» WRITTEN EXERCISE
Reproduce all of the listing below without alteration.

» DATASET ENTRIES

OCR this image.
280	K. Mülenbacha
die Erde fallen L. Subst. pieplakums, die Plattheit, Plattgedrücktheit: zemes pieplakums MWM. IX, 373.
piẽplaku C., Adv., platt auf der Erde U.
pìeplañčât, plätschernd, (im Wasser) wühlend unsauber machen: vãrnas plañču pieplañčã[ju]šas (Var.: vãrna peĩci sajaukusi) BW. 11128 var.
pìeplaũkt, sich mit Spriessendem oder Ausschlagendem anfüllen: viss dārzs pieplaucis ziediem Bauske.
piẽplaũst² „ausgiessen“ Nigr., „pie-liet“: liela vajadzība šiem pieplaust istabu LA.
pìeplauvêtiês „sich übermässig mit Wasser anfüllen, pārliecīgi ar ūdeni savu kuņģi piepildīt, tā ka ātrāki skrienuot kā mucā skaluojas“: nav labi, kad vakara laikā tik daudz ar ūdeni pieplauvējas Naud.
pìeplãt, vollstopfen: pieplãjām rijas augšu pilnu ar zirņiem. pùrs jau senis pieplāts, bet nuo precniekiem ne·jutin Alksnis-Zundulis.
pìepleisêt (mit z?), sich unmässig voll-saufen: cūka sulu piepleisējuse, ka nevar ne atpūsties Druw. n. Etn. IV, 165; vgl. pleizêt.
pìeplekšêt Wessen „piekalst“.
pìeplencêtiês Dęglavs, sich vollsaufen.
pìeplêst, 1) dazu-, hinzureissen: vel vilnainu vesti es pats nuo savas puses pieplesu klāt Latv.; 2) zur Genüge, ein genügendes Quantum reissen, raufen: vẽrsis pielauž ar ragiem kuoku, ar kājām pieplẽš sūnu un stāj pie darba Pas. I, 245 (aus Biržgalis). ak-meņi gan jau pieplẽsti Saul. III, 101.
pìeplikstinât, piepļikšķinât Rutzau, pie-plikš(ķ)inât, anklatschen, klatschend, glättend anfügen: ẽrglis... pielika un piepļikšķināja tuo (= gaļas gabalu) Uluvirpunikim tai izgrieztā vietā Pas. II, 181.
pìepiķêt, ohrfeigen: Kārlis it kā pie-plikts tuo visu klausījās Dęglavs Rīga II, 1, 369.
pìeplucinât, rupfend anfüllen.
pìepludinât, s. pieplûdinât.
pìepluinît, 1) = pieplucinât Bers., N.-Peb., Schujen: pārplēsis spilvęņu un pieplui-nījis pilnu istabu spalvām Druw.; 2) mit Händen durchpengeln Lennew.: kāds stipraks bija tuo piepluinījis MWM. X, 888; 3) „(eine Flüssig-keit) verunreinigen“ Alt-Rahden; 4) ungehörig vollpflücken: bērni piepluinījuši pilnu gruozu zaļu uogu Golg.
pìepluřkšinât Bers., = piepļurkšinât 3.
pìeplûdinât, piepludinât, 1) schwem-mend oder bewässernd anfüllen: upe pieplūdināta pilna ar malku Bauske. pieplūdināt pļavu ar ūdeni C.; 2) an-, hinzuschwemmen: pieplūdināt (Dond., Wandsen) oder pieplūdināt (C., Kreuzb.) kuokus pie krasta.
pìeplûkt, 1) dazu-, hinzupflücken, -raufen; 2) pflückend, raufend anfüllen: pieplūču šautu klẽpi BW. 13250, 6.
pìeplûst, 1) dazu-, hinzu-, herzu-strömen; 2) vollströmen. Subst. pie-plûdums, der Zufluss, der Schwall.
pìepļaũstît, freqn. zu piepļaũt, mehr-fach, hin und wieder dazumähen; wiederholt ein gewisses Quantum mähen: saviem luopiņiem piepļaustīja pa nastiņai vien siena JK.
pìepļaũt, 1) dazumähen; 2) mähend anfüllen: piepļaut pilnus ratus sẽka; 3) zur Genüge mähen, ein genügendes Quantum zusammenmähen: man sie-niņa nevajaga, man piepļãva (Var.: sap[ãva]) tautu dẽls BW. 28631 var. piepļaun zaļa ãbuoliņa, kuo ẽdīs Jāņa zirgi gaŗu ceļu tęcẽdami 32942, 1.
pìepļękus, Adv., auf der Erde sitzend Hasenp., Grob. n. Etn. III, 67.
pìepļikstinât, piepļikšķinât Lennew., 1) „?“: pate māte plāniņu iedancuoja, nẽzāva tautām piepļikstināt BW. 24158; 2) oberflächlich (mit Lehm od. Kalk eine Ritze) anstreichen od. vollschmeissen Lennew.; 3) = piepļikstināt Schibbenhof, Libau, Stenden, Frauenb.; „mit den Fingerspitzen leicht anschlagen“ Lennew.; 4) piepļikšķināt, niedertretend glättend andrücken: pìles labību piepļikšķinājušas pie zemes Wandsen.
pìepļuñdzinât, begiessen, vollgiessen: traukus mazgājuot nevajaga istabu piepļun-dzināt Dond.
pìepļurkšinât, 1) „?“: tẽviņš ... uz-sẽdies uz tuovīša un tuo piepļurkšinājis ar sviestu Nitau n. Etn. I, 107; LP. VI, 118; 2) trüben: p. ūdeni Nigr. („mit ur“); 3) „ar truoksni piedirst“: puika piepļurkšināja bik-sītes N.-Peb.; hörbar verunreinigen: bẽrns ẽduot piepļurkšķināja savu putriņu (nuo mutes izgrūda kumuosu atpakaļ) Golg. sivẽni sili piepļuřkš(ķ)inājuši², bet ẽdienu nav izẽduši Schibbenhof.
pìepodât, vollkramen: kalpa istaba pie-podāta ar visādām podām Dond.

» RESPONSE
OCR this image.
280	K. Mülenbacha
die Erde fallen L. Subst. pieplakums, die Plattheit, Plattgedrücktheit: zemes pieplakums MWM. IX, 373.
piẽplaku C., Adv., platt auf der Erde U.
pìeplañčât, plätschernd, (im Wasser) wühlend unsauber machen: vãrnas plañču pieplañčã[ju]šas (Var.: vãrna peĩci sajaukusi) BW. 11128 var.
pìeplaũkt, sich mit Spriessendem oder Ausschlagendem anfüllen: viss dārzs pieplaucis ziediem Bauske.
piẽplaũst² „ausgiessen“ Nigr., „pie-liet“: liela vajadzība šiem pieplaust istabu LA.
pìeplauvêtiês „sich übermässig mit Wasser anfüllen, pārliecīgi ar ūdeni savu kuņģi piepildīt, tā ka ātrāki skrienuot kā mucā skaluojas“: nav labi, kad vakara laikā tik daudz ar ūdeni pieplauvējas Naud.
pìeplãt, vollstopfen: pieplãjām rijas augšu pilnu ar zirņiem. pùrs jau senis pieplāts, bet nuo precniekiem ne·jutin Alksnis-Zundulis.
pìepleisêt (mit z?), sich unmässig voll-saufen: cūka sulu piepleisējuse, ka nevar ne atpūsties Druw. n. Etn. IV, 165; vgl. pleizêt.
pìeplekšêt Wessen „piekalst“.
pìeplencêtiês Dęglavs, sich vollsaufen.
pìeplêst, 1) dazu-, hinzureissen: vel vilnainu vesti es pats nuo savas puses pieplesu klāt Latv.; 2) zur Genüge, ein genügendes Quantum reissen, raufen: vẽrsis pielauž ar ragiem kuoku, ar kājām pieplẽš sūnu un stāj pie darba Pas. I, 245 (aus Biržgalis). ak-meņi gan jau pieplẽsti Saul. III, 101.
pìeplikstinât, piepļikšķinât Rutzau, pie-plikš(ķ)inât, anklatschen, klatschend, glättend anfügen: ẽrglis... pielika un piepļikšķināja tuo (= gaļas gabalu) Uluvirpunikim tai izgrieztā vietā Pas. II, 181.
pìepiķêt, ohrfeigen: Kārlis it kā pie-plikts tuo visu klausījās Dęglavs Rīga II, 1, 369.
pìeplucinât, rupfend anfüllen.
pìepludinât, s. pieplûdinât.
pìepluinît, 1) = pieplucinât Bers., N.-Peb., Schujen: pārplēsis spilvęņu un pieplui-nījis pilnu istabu spalvām Druw.; 2) mit Händen durchpengeln Lennew.: kāds stipraks bija tuo piepluinījis MWM. X, 888; 3) „(eine Flüssig-keit) verunreinigen“ Alt-Rahden; 4) ungehörig vollpflücken: bērni piepluinījuši pilnu gruozu zaļu uogu Golg.
pìepluřkšinât Bers., = piepļurkšinât 3.
pìeplûdinât, piepludinât, 1) schwem-mend oder bewässernd anfüllen: upe pieplūdināta pilna ar malku Bauske. pieplūdināt pļavu ar ūdeni C.; 2) an-, hinzuschwemmen: pieplūdināt (Dond., Wandsen) oder pieplūdināt (C., Kreuzb.) kuokus pie krasta.
pìeplûkt, 1) dazu-, hinzupflücken, -raufen; 2) pflückend, raufend anfüllen: pieplūču šautu klẽpi BW. 13250, 6.
pìeplûst, 1) dazu-, hinzu-, herzu-strömen; 2) vollströmen. Subst. pie-plûdums, der Zufluss, der Schwall.
pìepļaũstît, freqn. zu piepļaũt, mehr-fach, hin und wieder dazumähen; wiederholt ein gewisses Quantum mähen: saviem luopiņiem piepļaustīja pa nastiņai vien siena JK.
pìepļaũt, 1) dazumähen; 2) mähend anfüllen: piepļaut pilnus ratus sẽka; 3) zur Genüge mähen, ein genügendes Quantum zusammenmähen: man sie-niņa nevajaga, man piepļãva (Var.: sap[ãva]) tautu dẽls BW. 28631 var. piepļaun zaļa ãbuoliņa, kuo ẽdīs Jāņa zirgi gaŗu ceļu tęcẽdami 32942, 1.
pìepļękus, Adv., auf der Erde sitzend Hasenp., Grob. n. Etn. III, 67.
pìepļikstinât, piepļikšķinât Lennew., 1) „?“: pate māte plāniņu iedancuoja, nẽzāva tautām piepļikstināt BW. 24158; 2) oberflächlich (mit Lehm od. Kalk eine Ritze) anstreichen od. vollschmeissen Lennew.; 3) = piepļikstināt Schibbenhof, Libau, Stenden, Frauenb.; „mit den Fingerspitzen leicht anschlagen“ Lennew.; 4) piepļikšķināt, niedertretend glättend andrücken: pìles labību piepļikšķinājušas pie zemes Wandsen.
pìepļuñdzinât, begiessen, vollgiessen: traukus mazgājuot nevajaga istabu piepļun-dzināt Dond.
pìepļurkšinât, 1) „?“: tẽviņš ... uz-sẽdies uz tuovīša un tuo piepļurkšinājis ar sviestu Nitau n. Etn. I, 107; LP. VI, 118; 2) trüben: p. ūdeni Nigr. („mit ur“); 3) „ar truoksni piedirst“: puika piepļurkšināja bik-sītes N.-Peb.; hörbar verunreinigen: bẽrns ẽduot piepļurkšķināja savu putriņu (nuo mutes izgrūda kumuosu atpakaļ) Golg. sivẽni sili piepļuřkš(ķ)inājuši², bet ẽdienu nav izẽduši Schibbenhof.
pìepodât, vollkramen: kalpa istaba pie-podāta ar visādām podām Dond.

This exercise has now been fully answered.